Write the entries below out again exactly; any picture in them stays out.

--- START SUPPLIED MATERIAL ---

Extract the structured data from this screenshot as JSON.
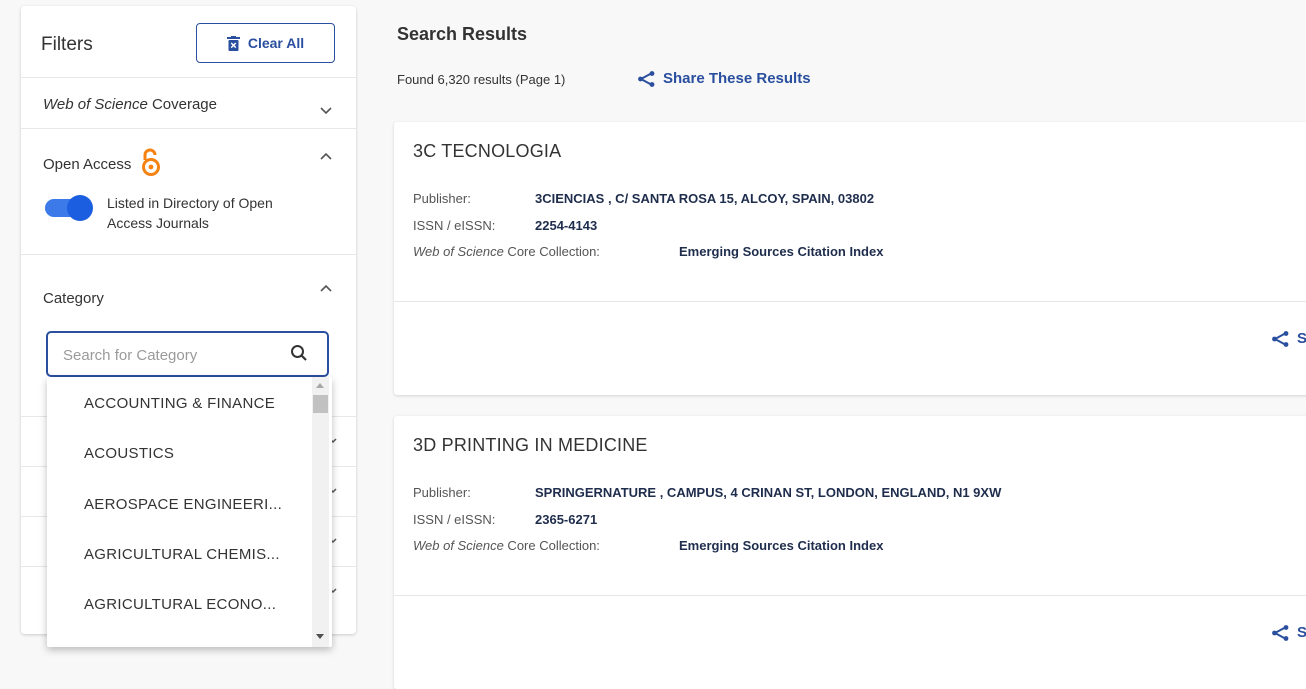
{
  "filters": {
    "title": "Filters",
    "clear_all": "Clear All",
    "wos_coverage": {
      "label_italic": "Web of Science",
      "label_rest": " Coverage"
    },
    "open_access": {
      "label": "Open Access",
      "toggle_label": "Listed in Directory of Open Access Journals",
      "toggle_on": true
    },
    "category": {
      "label": "Category",
      "search_placeholder": "Search for Category",
      "options": [
        "ACCOUNTING & FINANCE",
        "ACOUSTICS",
        "AEROSPACE ENGINEERI...",
        "AGRICULTURAL CHEMIS...",
        "AGRICULTURAL ECONO..."
      ]
    }
  },
  "results": {
    "title": "Search Results",
    "found": "Found 6,320 results (Page 1)",
    "share_label": "Share These Results",
    "labels": {
      "publisher": "Publisher:",
      "issn": "ISSN / eISSN:",
      "collection_italic": "Web of Science",
      "collection_rest": " Core Collection:"
    },
    "items": [
      {
        "title": "3C TECNOLOGIA",
        "publisher": "3CIENCIAS , C/ SANTA ROSA 15, ALCOY, SPAIN, 03802",
        "issn": "2254-4143",
        "collection": "Emerging Sources Citation Index",
        "share": "S"
      },
      {
        "title": "3D PRINTING IN MEDICINE",
        "publisher": "SPRINGERNATURE , CAMPUS, 4 CRINAN ST, LONDON, ENGLAND, N1 9XW",
        "issn": "2365-6271",
        "collection": "Emerging Sources Citation Index",
        "share": "S"
      }
    ]
  },
  "colors": {
    "accent": "#2a4f9e",
    "toggle": "#1b5fe0",
    "open_access_icon": "#f68212"
  },
  "icons": {
    "clear": "trash-icon",
    "share": "share-icon",
    "search": "search-icon",
    "chevron": "chevron-icon",
    "open_access": "open-access-lock-icon"
  }
}
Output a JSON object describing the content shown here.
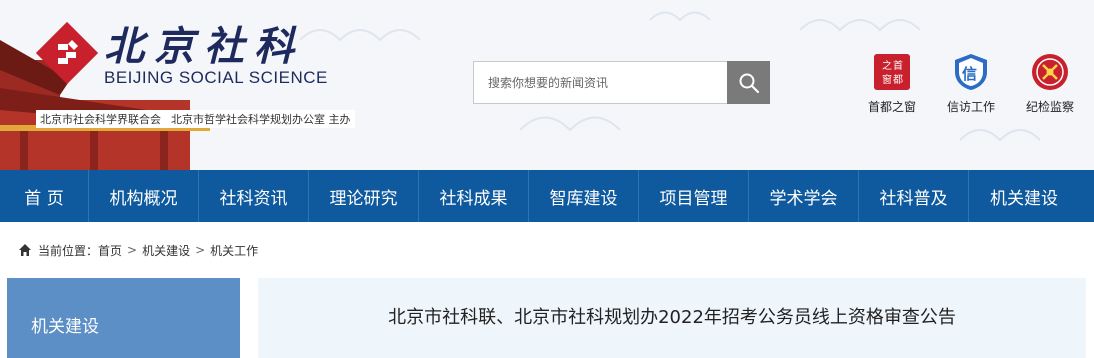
{
  "header": {
    "logo_cn": "北京社科",
    "logo_en": "BEIJING SOCIAL SCIENCE",
    "hosts": [
      "北京市社会科学界联合会",
      "北京市哲学社会科学规划办公室 主办"
    ],
    "search": {
      "placeholder": "搜索你想要的新闻资讯"
    },
    "quick_links": [
      {
        "label": "首都之窗",
        "icon": "capital-window-icon"
      },
      {
        "label": "信访工作",
        "icon": "petition-icon"
      },
      {
        "label": "纪检监察",
        "icon": "discipline-icon"
      }
    ]
  },
  "nav": {
    "items": [
      "首 页",
      "机构概况",
      "社科资讯",
      "理论研究",
      "社科成果",
      "智库建设",
      "项目管理",
      "学术学会",
      "社科普及",
      "机关建设"
    ]
  },
  "breadcrumb": {
    "prefix": "当前位置：",
    "items": [
      "首页",
      "机关建设",
      "机关工作"
    ]
  },
  "sidebar": {
    "title": "机关建设"
  },
  "article": {
    "title": "北京市社科联、北京市社科规划办2022年招考公务员线上资格审查公告"
  },
  "colors": {
    "nav": "#0f5a9e",
    "sidebar": "#5b8fc6",
    "logo_red": "#c8202c",
    "logo_text": "#1e2a5e"
  }
}
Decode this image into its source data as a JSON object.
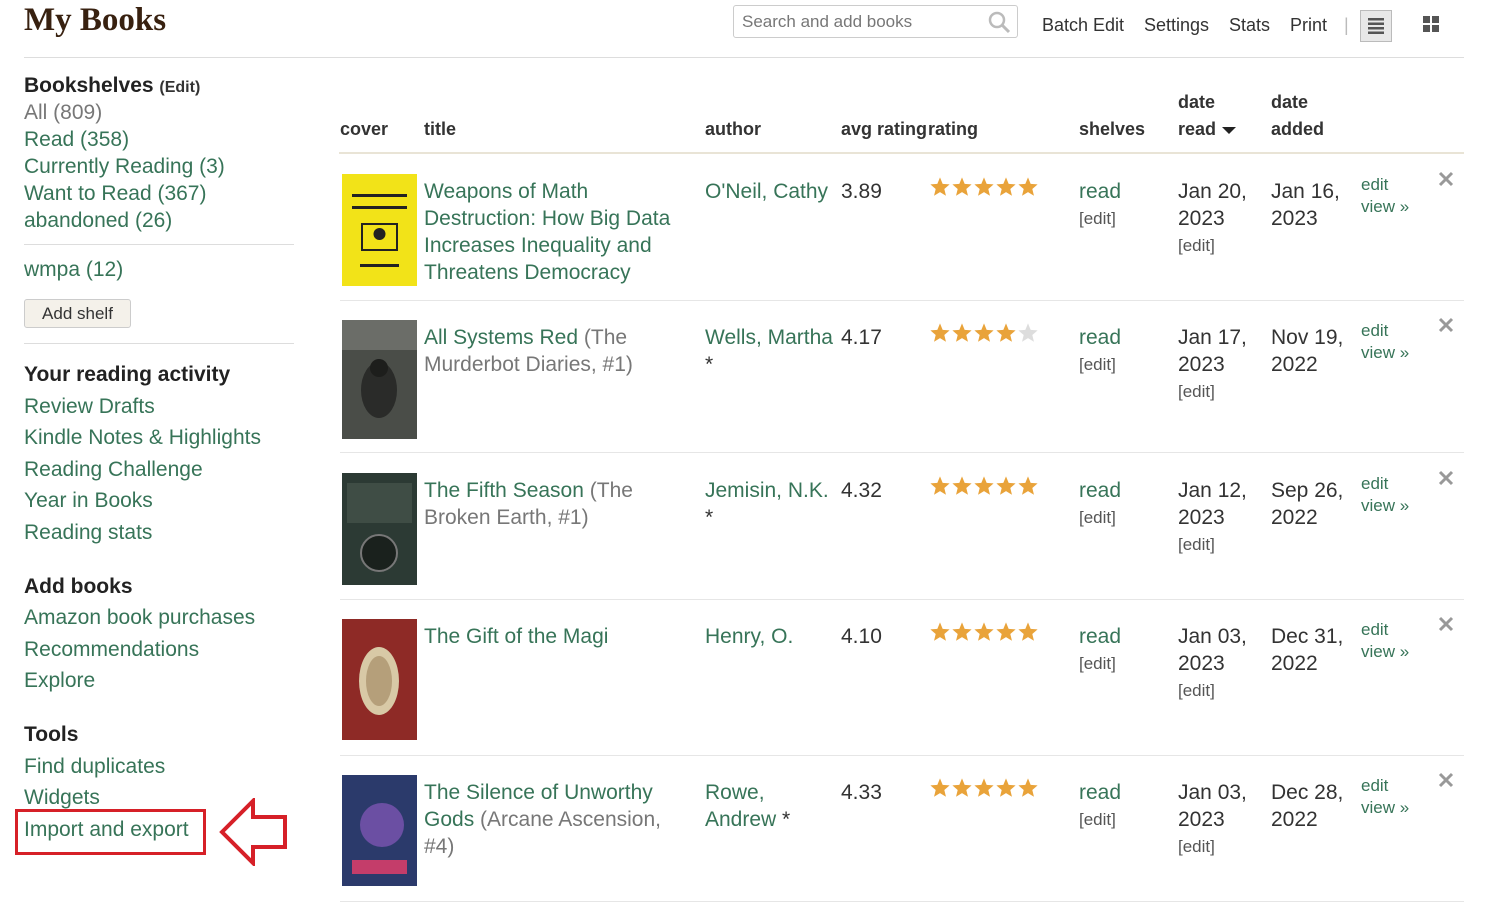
{
  "header": {
    "title": "My Books",
    "search_placeholder": "Search and add books",
    "nav": [
      "Batch Edit",
      "Settings",
      "Stats",
      "Print"
    ],
    "separator": "|"
  },
  "sidebar": {
    "bookshelves_heading": "Bookshelves",
    "bookshelves_edit": "(Edit)",
    "shelves": [
      "All (809)",
      "Read (358)",
      "Currently Reading (3)",
      "Want to Read (367)",
      "abandoned (26)"
    ],
    "custom_shelves": [
      "wmpa (12)"
    ],
    "add_shelf": "Add shelf",
    "activity_heading": "Your reading activity",
    "activity": [
      "Review Drafts",
      "Kindle Notes & Highlights",
      "Reading Challenge",
      "Year in Books",
      "Reading stats"
    ],
    "add_heading": "Add books",
    "add": [
      "Amazon book purchases",
      "Recommendations",
      "Explore"
    ],
    "tools_heading": "Tools",
    "tools": [
      "Find duplicates",
      "Widgets",
      "Import and export"
    ]
  },
  "table": {
    "headers": {
      "cover": "cover",
      "title": "title",
      "author": "author",
      "avg_rating": "avg rating",
      "rating": "rating",
      "shelves": "shelves",
      "date_read_1": "date",
      "date_read_2": "read",
      "date_added_1": "date",
      "date_added_2": "added"
    },
    "shelf_edit": "[edit]",
    "date_edit": "[edit]",
    "edit_link": "edit",
    "view_link": "view »",
    "remove_symbol": "✕",
    "rows": [
      {
        "title": "Weapons of Math Destruction: How Big Data Increases Inequality and Threatens Democracy",
        "series": "",
        "author": "O'Neil, Cathy",
        "author_star": "",
        "avg": "3.89",
        "rating": 5,
        "shelf": "read",
        "date_read": "Jan 20, 2023",
        "date_added": "Jan 16, 2023",
        "cover_color": "#f2e318"
      },
      {
        "title": "All Systems Red",
        "series": "(The Murderbot Diaries, #1)",
        "author": "Wells, Martha",
        "author_star": "*",
        "avg": "4.17",
        "rating": 4,
        "shelf": "read",
        "date_read": "Jan 17, 2023",
        "date_added": "Nov 19, 2022",
        "cover_color": "#4a4d48"
      },
      {
        "title": "The Fifth Season",
        "series": "(The Broken Earth, #1)",
        "author": "Jemisin, N.K.",
        "author_star": "*",
        "avg": "4.32",
        "rating": 5,
        "shelf": "read",
        "date_read": "Jan 12, 2023",
        "date_added": "Sep 26, 2022",
        "cover_color": "#2c3a34"
      },
      {
        "title": "The Gift of the Magi",
        "series": "",
        "author": "Henry, O.",
        "author_star": "",
        "avg": "4.10",
        "rating": 5,
        "shelf": "read",
        "date_read": "Jan 03, 2023",
        "date_added": "Dec 31, 2022",
        "cover_color": "#8e2a26"
      },
      {
        "title": "The Silence of Unworthy Gods",
        "series": "(Arcane Ascension, #4)",
        "author": "Rowe, Andrew",
        "author_star": "*",
        "avg": "4.33",
        "rating": 5,
        "shelf": "read",
        "date_read": "Jan 03, 2023",
        "date_added": "Dec 28, 2022",
        "cover_color": "#2b3a6b"
      }
    ]
  },
  "colors": {
    "link": "#377458",
    "star": "#e9a33a",
    "star_empty": "#ddd",
    "highlight": "#d62028"
  }
}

--- END SUPPLIED MATERIAL ---

== WORKED ANSWER ==
Extract the structured data from this screenshot as JSON.
{
  "filters": {
    "title": "Filters",
    "clear_all": "Clear All",
    "wos_coverage": {
      "label_italic": "Web of Science",
      "label_rest": " Coverage"
    },
    "open_access": {
      "label": "Open Access",
      "toggle_label": "Listed in Directory of Open Access Journals",
      "toggle_on": true
    },
    "category": {
      "label": "Category",
      "search_placeholder": "Search for Category",
      "options": [
        "ACCOUNTING & FINANCE",
        "ACOUSTICS",
        "AEROSPACE ENGINEERI...",
        "AGRICULTURAL CHEMIS...",
        "AGRICULTURAL ECONO..."
      ]
    }
  },
  "results": {
    "title": "Search Results",
    "found": "Found 6,320 results (Page 1)",
    "share_label": "Share These Results",
    "labels": {
      "publisher": "Publisher:",
      "issn": "ISSN / eISSN:",
      "collection_italic": "Web of Science",
      "collection_rest": " Core Collection:"
    },
    "items": [
      {
        "title": "3C TECNOLOGIA",
        "publisher": "3CIENCIAS , C/ SANTA ROSA 15, ALCOY, SPAIN, 03802",
        "issn": "2254-4143",
        "collection": "Emerging Sources Citation Index",
        "share": "S"
      },
      {
        "title": "3D PRINTING IN MEDICINE",
        "publisher": "SPRINGERNATURE , CAMPUS, 4 CRINAN ST, LONDON, ENGLAND, N1 9XW",
        "issn": "2365-6271",
        "collection": "Emerging Sources Citation Index",
        "share": "S"
      }
    ]
  },
  "colors": {
    "accent": "#2a4f9e",
    "toggle": "#1b5fe0",
    "open_access_icon": "#f68212"
  },
  "icons": {
    "clear": "trash-icon",
    "share": "share-icon",
    "search": "search-icon",
    "chevron": "chevron-icon",
    "open_access": "open-access-lock-icon"
  }
}
Output a JSON object describing the content shown here.
{
  "header": {
    "logo_cn": "北京社科",
    "logo_en": "BEIJING SOCIAL SCIENCE",
    "hosts": [
      "北京市社会科学界联合会",
      "北京市哲学社会科学规划办公室 主办"
    ],
    "search": {
      "placeholder": "搜索你想要的新闻资讯"
    },
    "quick_links": [
      {
        "label": "首都之窗",
        "icon": "capital-window-icon"
      },
      {
        "label": "信访工作",
        "icon": "petition-icon"
      },
      {
        "label": "纪检监察",
        "icon": "discipline-icon"
      }
    ]
  },
  "nav": {
    "items": [
      "首 页",
      "机构概况",
      "社科资讯",
      "理论研究",
      "社科成果",
      "智库建设",
      "项目管理",
      "学术学会",
      "社科普及",
      "机关建设"
    ]
  },
  "breadcrumb": {
    "prefix": "当前位置：",
    "items": [
      "首页",
      "机关建设",
      "机关工作"
    ]
  },
  "sidebar": {
    "title": "机关建设"
  },
  "article": {
    "title": "北京市社科联、北京市社科规划办2022年招考公务员线上资格审查公告"
  },
  "colors": {
    "nav": "#0f5a9e",
    "sidebar": "#5b8fc6",
    "logo_red": "#c8202c",
    "logo_text": "#1e2a5e"
  }
}
Decode this image into its source data as a JSON object.
{
  "header": {
    "title": "My Books",
    "search_placeholder": "Search and add books",
    "nav": [
      "Batch Edit",
      "Settings",
      "Stats",
      "Print"
    ],
    "separator": "|"
  },
  "sidebar": {
    "bookshelves_heading": "Bookshelves",
    "bookshelves_edit": "(Edit)",
    "shelves": [
      "All (809)",
      "Read (358)",
      "Currently Reading (3)",
      "Want to Read (367)",
      "abandoned (26)"
    ],
    "custom_shelves": [
      "wmpa (12)"
    ],
    "add_shelf": "Add shelf",
    "activity_heading": "Your reading activity",
    "activity": [
      "Review Drafts",
      "Kindle Notes & Highlights",
      "Reading Challenge",
      "Year in Books",
      "Reading stats"
    ],
    "add_heading": "Add books",
    "add": [
      "Amazon book purchases",
      "Recommendations",
      "Explore"
    ],
    "tools_heading": "Tools",
    "tools": [
      "Find duplicates",
      "Widgets",
      "Import and export"
    ]
  },
  "table": {
    "headers": {
      "cover": "cover",
      "title": "title",
      "author": "author",
      "avg_rating": "avg rating",
      "rating": "rating",
      "shelves": "shelves",
      "date_read_1": "date",
      "date_read_2": "read",
      "date_added_1": "date",
      "date_added_2": "added"
    },
    "shelf_edit": "[edit]",
    "date_edit": "[edit]",
    "edit_link": "edit",
    "view_link": "view »",
    "remove_symbol": "✕",
    "rows": [
      {
        "title": "Weapons of Math Destruction: How Big Data Increases Inequality and Threatens Democracy",
        "series": "",
        "author": "O'Neil, Cathy",
        "author_star": "",
        "avg": "3.89",
        "rating": 5,
        "shelf": "read",
        "date_read": "Jan 20, 2023",
        "date_added": "Jan 16, 2023",
        "cover_color": "#f2e318"
      },
      {
        "title": "All Systems Red",
        "series": "(The Murderbot Diaries, #1)",
        "author": "Wells, Martha",
        "author_star": "*",
        "avg": "4.17",
        "rating": 4,
        "shelf": "read",
        "date_read": "Jan 17, 2023",
        "date_added": "Nov 19, 2022",
        "cover_color": "#4a4d48"
      },
      {
        "title": "The Fifth Season",
        "series": "(The Broken Earth, #1)",
        "author": "Jemisin, N.K.",
        "author_star": "*",
        "avg": "4.32",
        "rating": 5,
        "shelf": "read",
        "date_read": "Jan 12, 2023",
        "date_added": "Sep 26, 2022",
        "cover_color": "#2c3a34"
      },
      {
        "title": "The Gift of the Magi",
        "series": "",
        "author": "Henry, O.",
        "author_star": "",
        "avg": "4.10",
        "rating": 5,
        "shelf": "read",
        "date_read": "Jan 03, 2023",
        "date_added": "Dec 31, 2022",
        "cover_color": "#8e2a26"
      },
      {
        "title": "The Silence of Unworthy Gods",
        "series": "(Arcane Ascension, #4)",
        "author": "Rowe, Andrew",
        "author_star": "*",
        "avg": "4.33",
        "rating": 5,
        "shelf": "read",
        "date_read": "Jan 03, 2023",
        "date_added": "Dec 28, 2022",
        "cover_color": "#2b3a6b"
      }
    ]
  },
  "colors": {
    "link": "#377458",
    "star": "#e9a33a",
    "star_empty": "#ddd",
    "highlight": "#d62028"
  }
}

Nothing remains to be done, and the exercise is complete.